Return a copy of every line in the records that includes the word "name".

• **Task material**
────

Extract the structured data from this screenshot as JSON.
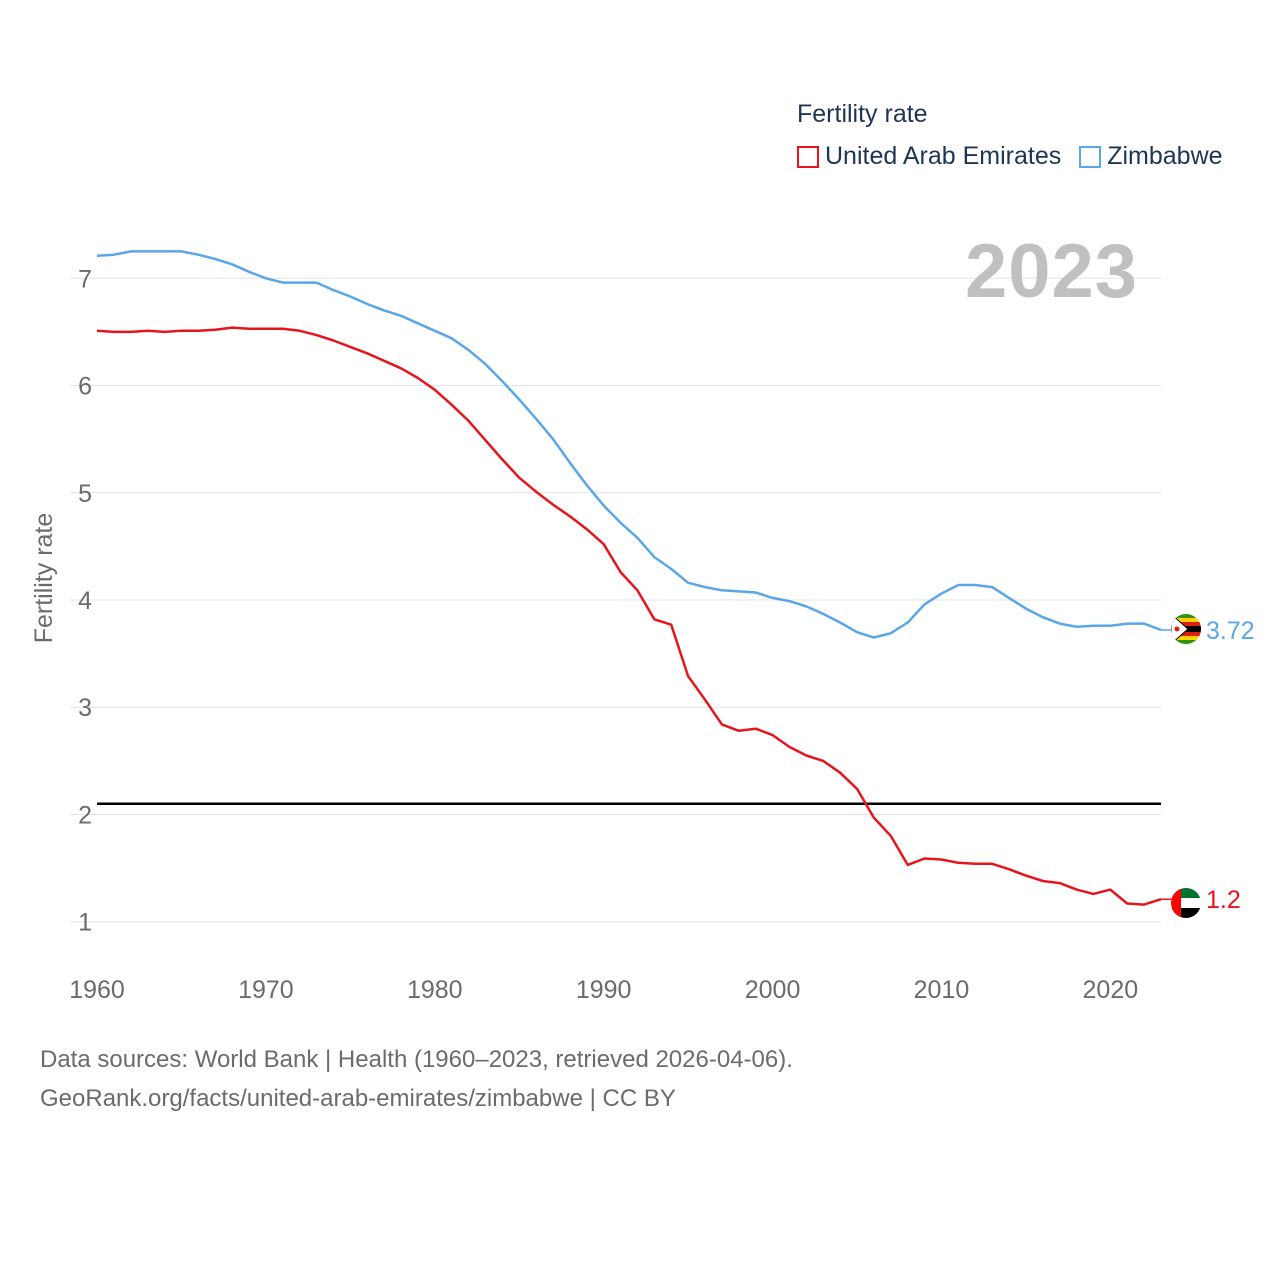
{
  "chart_data": {
    "type": "line",
    "title": "2023",
    "legend_title": "Fertility rate",
    "ylabel": "Fertility rate",
    "xlabel": "",
    "xlim": [
      1960,
      2023
    ],
    "ylim": [
      0.55,
      7.45
    ],
    "x_ticks": [
      1960,
      1970,
      1980,
      1990,
      2000,
      2010,
      2020
    ],
    "y_ticks": [
      1,
      2,
      3,
      4,
      5,
      6,
      7
    ],
    "reference_line": 2.1,
    "x": [
      1960,
      1961,
      1962,
      1963,
      1964,
      1965,
      1966,
      1967,
      1968,
      1969,
      1970,
      1971,
      1972,
      1973,
      1974,
      1975,
      1976,
      1977,
      1978,
      1979,
      1980,
      1981,
      1982,
      1983,
      1984,
      1985,
      1986,
      1987,
      1988,
      1989,
      1990,
      1991,
      1992,
      1993,
      1994,
      1995,
      1996,
      1997,
      1998,
      1999,
      2000,
      2001,
      2002,
      2003,
      2004,
      2005,
      2006,
      2007,
      2008,
      2009,
      2010,
      2011,
      2012,
      2013,
      2014,
      2015,
      2016,
      2017,
      2018,
      2019,
      2020,
      2021,
      2022,
      2023
    ],
    "series": [
      {
        "name": "United Arab Emirates",
        "color": "#e8141c",
        "end_label": "1.2",
        "values": [
          6.51,
          6.5,
          6.5,
          6.51,
          6.5,
          6.51,
          6.51,
          6.52,
          6.54,
          6.53,
          6.53,
          6.53,
          6.51,
          6.47,
          6.42,
          6.36,
          6.3,
          6.23,
          6.16,
          6.07,
          5.96,
          5.82,
          5.67,
          5.49,
          5.31,
          5.14,
          5.01,
          4.89,
          4.78,
          4.66,
          4.52,
          4.26,
          4.09,
          3.82,
          3.77,
          3.29,
          3.07,
          2.84,
          2.78,
          2.8,
          2.74,
          2.63,
          2.55,
          2.5,
          2.39,
          2.24,
          1.97,
          1.8,
          1.53,
          1.59,
          1.58,
          1.55,
          1.54,
          1.54,
          1.49,
          1.43,
          1.38,
          1.36,
          1.3,
          1.26,
          1.3,
          1.17,
          1.16,
          1.21
        ]
      },
      {
        "name": "Zimbabwe",
        "color": "#5aa6e8",
        "end_label": "3.72",
        "values": [
          7.21,
          7.22,
          7.25,
          7.25,
          7.25,
          7.25,
          7.22,
          7.18,
          7.13,
          7.06,
          7.0,
          6.96,
          6.96,
          6.96,
          6.89,
          6.83,
          6.76,
          6.7,
          6.65,
          6.58,
          6.51,
          6.44,
          6.33,
          6.2,
          6.04,
          5.87,
          5.69,
          5.5,
          5.28,
          5.07,
          4.88,
          4.72,
          4.58,
          4.4,
          4.29,
          4.16,
          4.12,
          4.09,
          4.08,
          4.07,
          4.02,
          3.99,
          3.94,
          3.87,
          3.79,
          3.7,
          3.65,
          3.69,
          3.79,
          3.96,
          4.06,
          4.14,
          4.14,
          4.12,
          4.02,
          3.92,
          3.84,
          3.78,
          3.75,
          3.76,
          3.76,
          3.78,
          3.78,
          3.72
        ]
      }
    ]
  },
  "footer": {
    "line1": "Data sources: World Bank | Health (1960–2023, retrieved 2026-04-06).",
    "line2": "GeoRank.org/facts/united-arab-emirates/zimbabwe | CC BY"
  }
}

────

• **Full output**
        "name": "United Arab Emirates",
        "name": "Zimbabwe",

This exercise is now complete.